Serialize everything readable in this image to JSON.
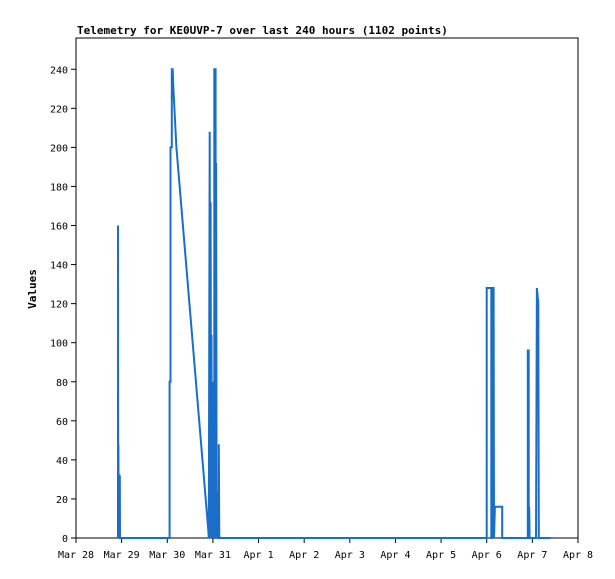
{
  "chart_data": {
    "type": "line",
    "title": "Telemetry for KE0UVP-7 over last 240 hours (1102 points)",
    "xlabel": "",
    "ylabel": "Values",
    "x_unit": "days (March 28 = 0)",
    "xlim": [
      0,
      11
    ],
    "ylim": [
      0,
      256
    ],
    "x_ticks": [
      {
        "x": 0,
        "label": "Mar 28"
      },
      {
        "x": 1,
        "label": "Mar 29"
      },
      {
        "x": 2,
        "label": "Mar 30"
      },
      {
        "x": 3,
        "label": "Mar 31"
      },
      {
        "x": 4,
        "label": "Apr 1"
      },
      {
        "x": 5,
        "label": "Apr 2"
      },
      {
        "x": 6,
        "label": "Apr 3"
      },
      {
        "x": 7,
        "label": "Apr 4"
      },
      {
        "x": 8,
        "label": "Apr 5"
      },
      {
        "x": 9,
        "label": "Apr 6"
      },
      {
        "x": 10,
        "label": "Apr 7"
      },
      {
        "x": 11,
        "label": "Apr 8"
      }
    ],
    "y_ticks": [
      0,
      20,
      40,
      60,
      80,
      100,
      120,
      140,
      160,
      180,
      200,
      220,
      240
    ],
    "grid": false,
    "series": [
      {
        "name": "",
        "color": "#1a6ec8",
        "points": [
          [
            0.92,
            0
          ],
          [
            0.92,
            160
          ],
          [
            0.925,
            0
          ],
          [
            0.93,
            48
          ],
          [
            0.935,
            0
          ],
          [
            0.94,
            32
          ],
          [
            0.95,
            32
          ],
          [
            0.955,
            0
          ],
          [
            0.96,
            32
          ],
          [
            0.965,
            0
          ],
          [
            0.97,
            0
          ],
          [
            2.05,
            0
          ],
          [
            2.05,
            80
          ],
          [
            2.07,
            80
          ],
          [
            2.07,
            200
          ],
          [
            2.1,
            200
          ],
          [
            2.1,
            240
          ],
          [
            2.12,
            240
          ],
          [
            2.13,
            232
          ],
          [
            2.2,
            200
          ],
          [
            2.9,
            4
          ],
          [
            2.91,
            0
          ],
          [
            2.93,
            208
          ],
          [
            2.94,
            0
          ],
          [
            2.95,
            172
          ],
          [
            2.96,
            8
          ],
          [
            2.97,
            104
          ],
          [
            2.98,
            0
          ],
          [
            2.99,
            80
          ],
          [
            3.0,
            20
          ],
          [
            3.01,
            80
          ],
          [
            3.02,
            0
          ],
          [
            3.03,
            0
          ],
          [
            3.03,
            240
          ],
          [
            3.06,
            240
          ],
          [
            3.06,
            0
          ],
          [
            3.07,
            192
          ],
          [
            3.08,
            24
          ],
          [
            3.09,
            0
          ],
          [
            3.1,
            24
          ],
          [
            3.11,
            0
          ],
          [
            3.13,
            0
          ],
          [
            3.13,
            48
          ],
          [
            3.14,
            0
          ],
          [
            9.0,
            0
          ],
          [
            9.0,
            128
          ],
          [
            9.1,
            128
          ],
          [
            9.1,
            0
          ],
          [
            9.12,
            0
          ],
          [
            9.12,
            128
          ],
          [
            9.15,
            128
          ],
          [
            9.16,
            0
          ],
          [
            9.18,
            16
          ],
          [
            9.34,
            16
          ],
          [
            9.34,
            0
          ],
          [
            9.9,
            0
          ],
          [
            9.9,
            96
          ],
          [
            9.92,
            96
          ],
          [
            9.92,
            0
          ],
          [
            9.93,
            16
          ],
          [
            9.94,
            0
          ],
          [
            10.08,
            0
          ],
          [
            10.1,
            128
          ],
          [
            10.13,
            120
          ],
          [
            10.14,
            0
          ],
          [
            10.4,
            0
          ]
        ]
      }
    ]
  }
}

# # # #

*Directions*.
Write only the number of lines in the records that include the word "points".

*Solution for this task*.
2